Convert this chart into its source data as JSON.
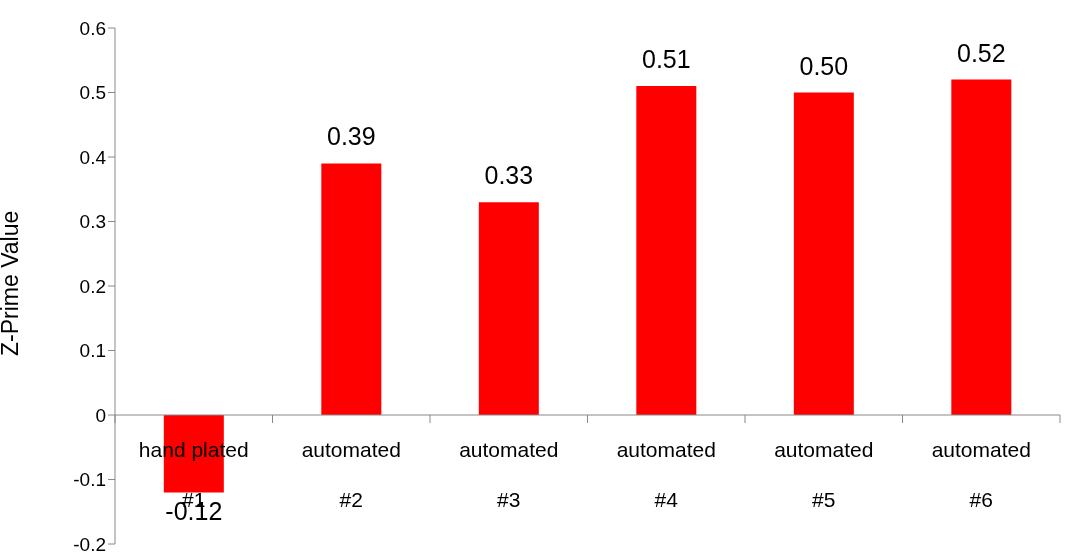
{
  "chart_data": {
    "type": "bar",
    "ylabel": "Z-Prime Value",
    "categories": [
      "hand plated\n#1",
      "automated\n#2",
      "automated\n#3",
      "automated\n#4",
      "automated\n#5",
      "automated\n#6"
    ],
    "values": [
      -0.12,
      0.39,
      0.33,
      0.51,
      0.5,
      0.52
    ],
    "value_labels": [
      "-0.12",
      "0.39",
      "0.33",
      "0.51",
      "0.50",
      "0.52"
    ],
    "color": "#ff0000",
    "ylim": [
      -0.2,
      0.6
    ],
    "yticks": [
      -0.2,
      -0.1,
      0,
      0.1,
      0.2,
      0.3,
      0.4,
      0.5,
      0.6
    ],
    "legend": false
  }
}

— REQUIRED WORK —
Copy every line above word for word and exclude the pictures.

— SOLUTION TO THE PROBLEM —
Convert this chart into its source data as JSON.
{
  "chart_data": {
    "type": "bar",
    "ylabel": "Z-Prime Value",
    "categories": [
      "hand plated\n#1",
      "automated\n#2",
      "automated\n#3",
      "automated\n#4",
      "automated\n#5",
      "automated\n#6"
    ],
    "values": [
      -0.12,
      0.39,
      0.33,
      0.51,
      0.5,
      0.52
    ],
    "value_labels": [
      "-0.12",
      "0.39",
      "0.33",
      "0.51",
      "0.50",
      "0.52"
    ],
    "color": "#ff0000",
    "ylim": [
      -0.2,
      0.6
    ],
    "yticks": [
      -0.2,
      -0.1,
      0,
      0.1,
      0.2,
      0.3,
      0.4,
      0.5,
      0.6
    ],
    "legend": false
  }
}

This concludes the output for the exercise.